GIVEN TASK.
Within the material below, find each line bearing the word "душа" and present it.

MATERIAL TO PROCESS.

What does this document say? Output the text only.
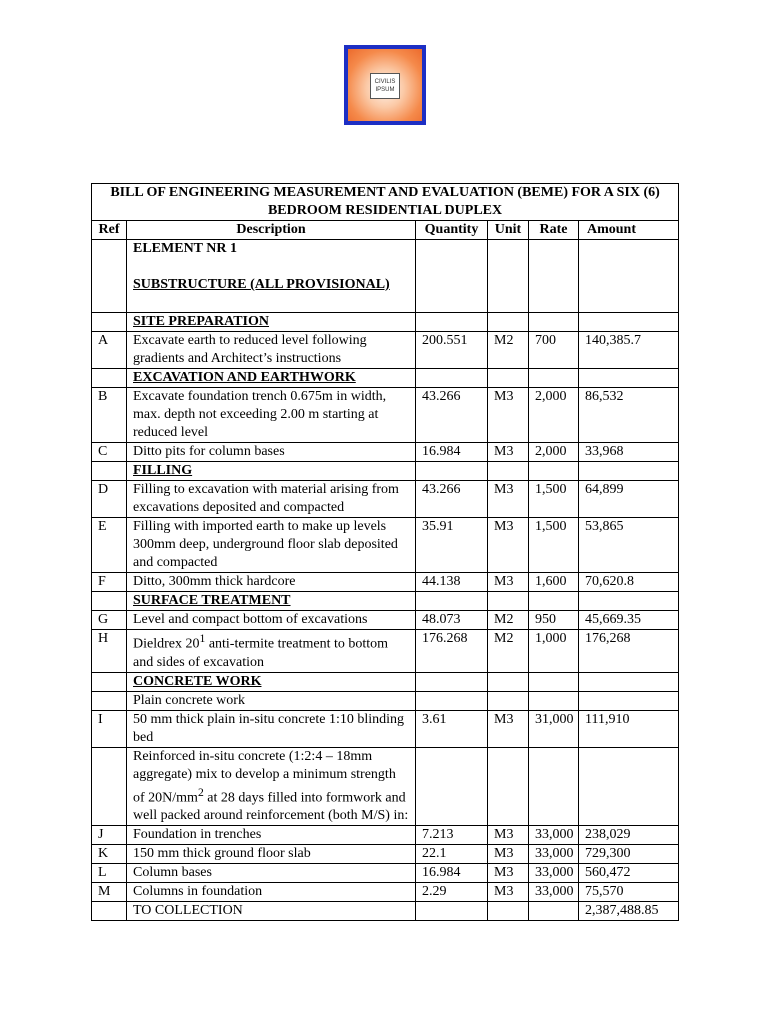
CIVILIS
IPSUM
BILL OF ENGINEERING MEASUREMENT AND EVALUATION (BEME) FOR A SIX (6) BEDROOM RESIDENTIAL DUPLEX					
Ref	Description	Quantity	Unit	Rate	Amount

	ELEMENT NR 1
SUBSTRUCTURE (ALL PROVISIONAL)				

	SITE PREPARATION				
A	Excavate earth to reduced level following gradients and Architect’s instructions	200.551	M2	700	140,385.7
	EXCAVATION AND EARTHWORK				
B	Excavate foundation trench 0.675m in width, max. depth not exceeding 2.00 m starting at reduced level	43.266	M3	2,000	86,532
C	Ditto pits for column bases	16.984	M3	2,000	33,968
	FILLING				
D	Filling to excavation with material arising from excavations deposited and compacted	43.266	M3	1,500	64,899
E	Filling with imported earth to make up levels 300mm deep, underground floor slab deposited and compacted	35.91	M3	1,500	53,865
F	Ditto, 300mm thick hardcore	44.138	M3	1,600	70,620.8
	SURFACE TREATMENT				
G	Level and compact bottom of excavations	48.073	M2	950	45,669.35
H	Dieldrex $20^1$ anti-termite treatment to bottom and sides of excavation	176.268	M2	1,000	176,268
	CONCRETE WORK				
	Plain concrete work				
I	50 mm thick plain in-situ concrete 1:10 blinding bed	3.61	M3	31,000	111,910
	Reinforced in-situ concrete (1:2:4 – 18mm aggregate) mix to develop a minimum strength of $20N/mm^2$ at 28 days filled into formwork and well packed around reinforcement (both M/S) in:				
J	Foundation in trenches	7.213	M3	33,000	238,029
K	150 mm thick ground floor slab	22.1	M3	33,000	729,300
L	Column bases	16.984	M3	33,000	560,472
M	Columns in foundation	2.29	M3	33,000	75,570
	TO COLLECTION				2,387,488.85
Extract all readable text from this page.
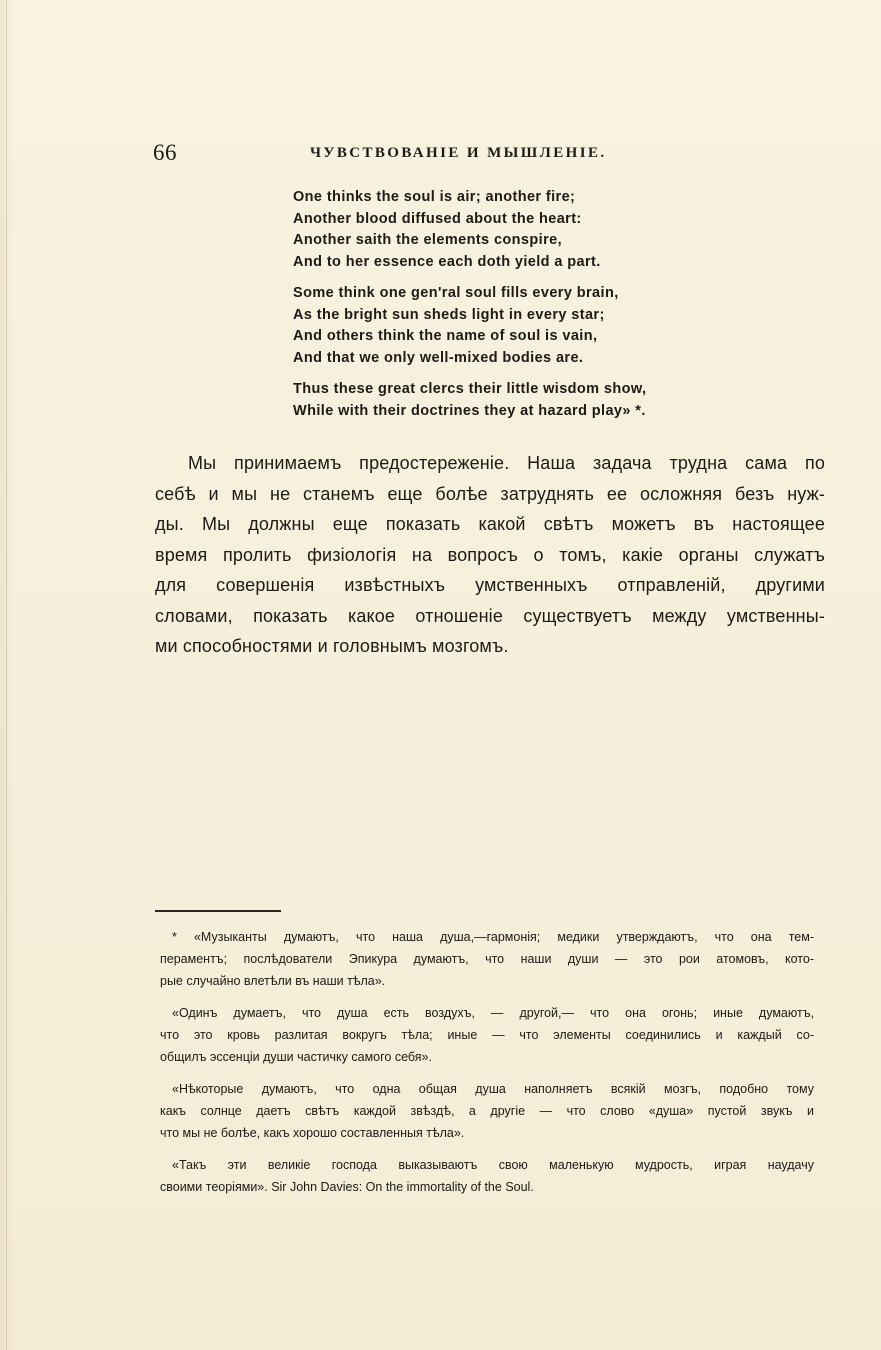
66	ЧУВСТВОВАНІЕ И МЫШЛЕНІЕ.
One thinks the soul is air; another fire;
Another blood diffused about the heart:
Another saith the elements conspire,
And to her essence each doth yield a part.
Some think one gen'ral soul fills every brain,
As the bright sun sheds light in every star;
And others think the name of soul is vain,
And that we only well-mixed bodies are.
Thus these great clercs their little wisdom show,
While with their doctrines they at hazard play» *.
Мы принимаемъ предостереженіе. Наша задача трудна сама по
себѣ и мы не станемъ еще болѣе затруднять ее осложняя безъ нуж-
ды. Мы должны еще показать какой свѣтъ можетъ въ настоящее
время пролить физіологія на вопросъ о томъ, какіе органы служатъ
для совершенія извѣстныхъ умственныхъ отправленій, другими
словами, показать какое отношеніе существуетъ между умственны-
ми способностями и головнымъ мозгомъ.
* «Музыканты думаютъ, что наша душа,—гармонія; медики утверждаютъ, что она тем-
пераментъ; послѣдователи Эпикура думаютъ, что наши души — это рои атомовъ, кото-
рые случайно влетѣли въ наши тѣла».
«Одинъ думаетъ, что душа есть воздухъ, — другой,— что она огонь; иные думаютъ,
что это кровь разлитая вокругъ тѣла; иные — что элементы соединились и каждый со-
общилъ эссенціи души частичку самого себя».
«Нѣкоторые думаютъ, что одна общая душа наполняетъ всякій мозгъ, подобно тому
какъ солнце даетъ свѣтъ каждой звѣздѣ, а другіе — что слово «душа» пустой звукъ и
что мы не болѣе, какъ хорошо составленныя тѣла».
«Такъ эти великіе господа выказываютъ свою маленькую мудрость, играя наудачу
своими теоріями». Sir John Davies: On the immortality of the Soul.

RIGHT ANSWER.
* «Музыканты думаютъ, что наша душа,—гармонія; медики утверждаютъ, что она тем-
«Одинъ думаетъ, что душа есть воздухъ, — другой,— что она огонь; иные думаютъ,
«Нѣкоторые думаютъ, что одна общая душа наполняетъ всякій мозгъ, подобно тому
какъ солнце даетъ свѣтъ каждой звѣздѣ, а другіе — что слово «душа» пустой звукъ и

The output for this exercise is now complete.